◆ **Directions**: The answer should be a single number: how many lines of the entries below hold the word "yang".

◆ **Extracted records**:

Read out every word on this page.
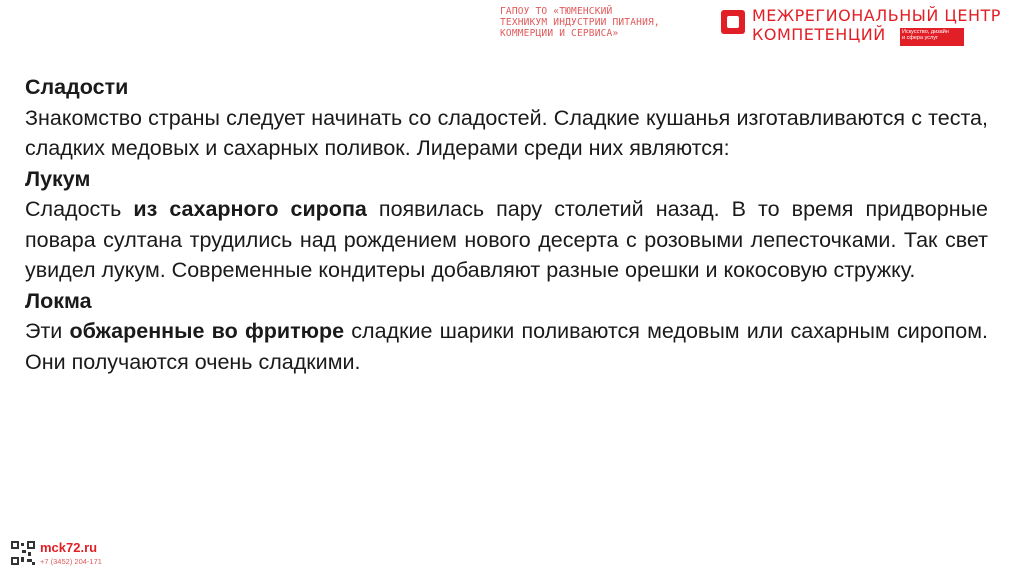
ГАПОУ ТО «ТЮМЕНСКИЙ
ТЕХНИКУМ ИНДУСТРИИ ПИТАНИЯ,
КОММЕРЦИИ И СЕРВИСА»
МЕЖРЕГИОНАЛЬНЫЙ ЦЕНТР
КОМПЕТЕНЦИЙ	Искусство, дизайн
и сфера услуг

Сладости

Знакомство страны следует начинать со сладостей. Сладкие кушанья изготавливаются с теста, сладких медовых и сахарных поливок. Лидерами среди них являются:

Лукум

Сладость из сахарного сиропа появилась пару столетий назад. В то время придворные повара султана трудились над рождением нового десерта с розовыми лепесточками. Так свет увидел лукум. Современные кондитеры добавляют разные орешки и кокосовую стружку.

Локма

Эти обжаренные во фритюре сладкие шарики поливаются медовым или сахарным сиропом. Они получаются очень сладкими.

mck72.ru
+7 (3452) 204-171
* * *
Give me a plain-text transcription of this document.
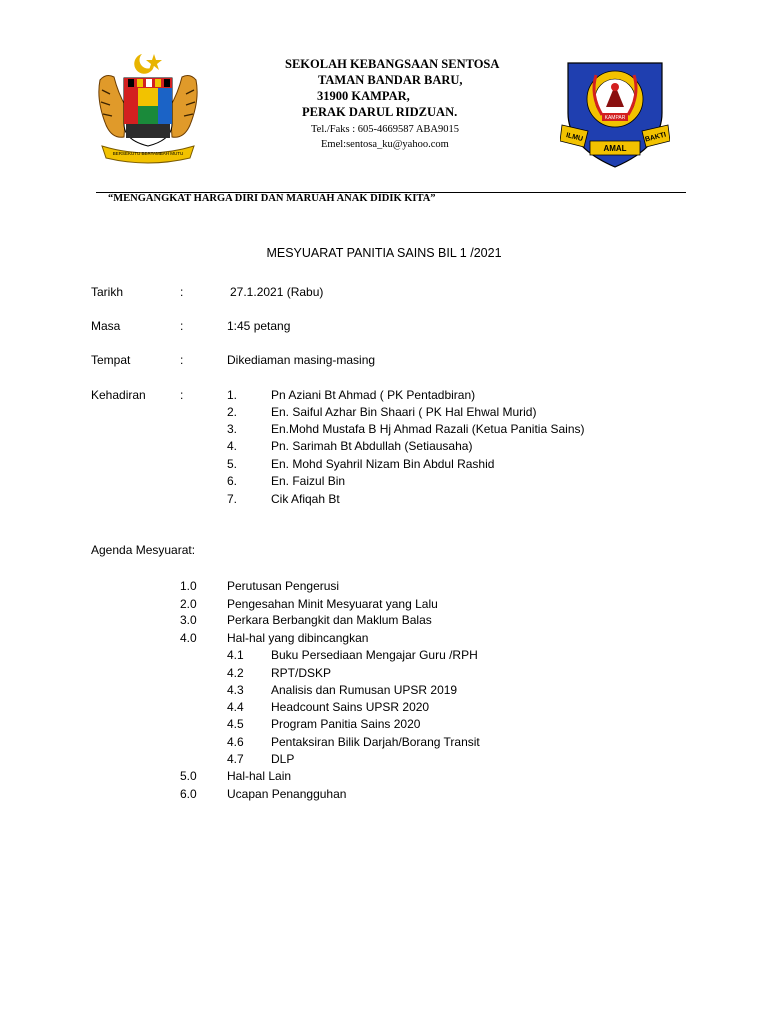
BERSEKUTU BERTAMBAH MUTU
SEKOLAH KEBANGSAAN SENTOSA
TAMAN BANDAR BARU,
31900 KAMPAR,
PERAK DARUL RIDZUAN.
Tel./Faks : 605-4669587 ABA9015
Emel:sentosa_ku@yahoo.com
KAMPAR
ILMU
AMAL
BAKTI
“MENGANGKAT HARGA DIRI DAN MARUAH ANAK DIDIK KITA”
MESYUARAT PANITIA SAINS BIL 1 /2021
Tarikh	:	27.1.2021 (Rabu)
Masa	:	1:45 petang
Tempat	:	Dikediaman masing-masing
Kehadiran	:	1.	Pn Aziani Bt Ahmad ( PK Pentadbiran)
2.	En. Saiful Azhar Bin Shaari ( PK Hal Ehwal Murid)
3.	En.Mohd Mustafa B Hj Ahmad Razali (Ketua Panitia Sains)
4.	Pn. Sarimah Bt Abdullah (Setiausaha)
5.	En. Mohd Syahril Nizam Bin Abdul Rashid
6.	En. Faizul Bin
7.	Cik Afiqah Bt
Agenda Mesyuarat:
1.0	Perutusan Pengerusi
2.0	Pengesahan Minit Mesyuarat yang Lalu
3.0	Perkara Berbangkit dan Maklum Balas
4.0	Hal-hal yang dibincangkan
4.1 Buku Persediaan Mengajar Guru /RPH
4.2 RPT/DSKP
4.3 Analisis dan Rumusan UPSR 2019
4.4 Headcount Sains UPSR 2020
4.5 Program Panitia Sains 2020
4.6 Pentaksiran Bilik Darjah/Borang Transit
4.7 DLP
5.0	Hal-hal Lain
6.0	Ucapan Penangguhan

◆ **Task result**: 2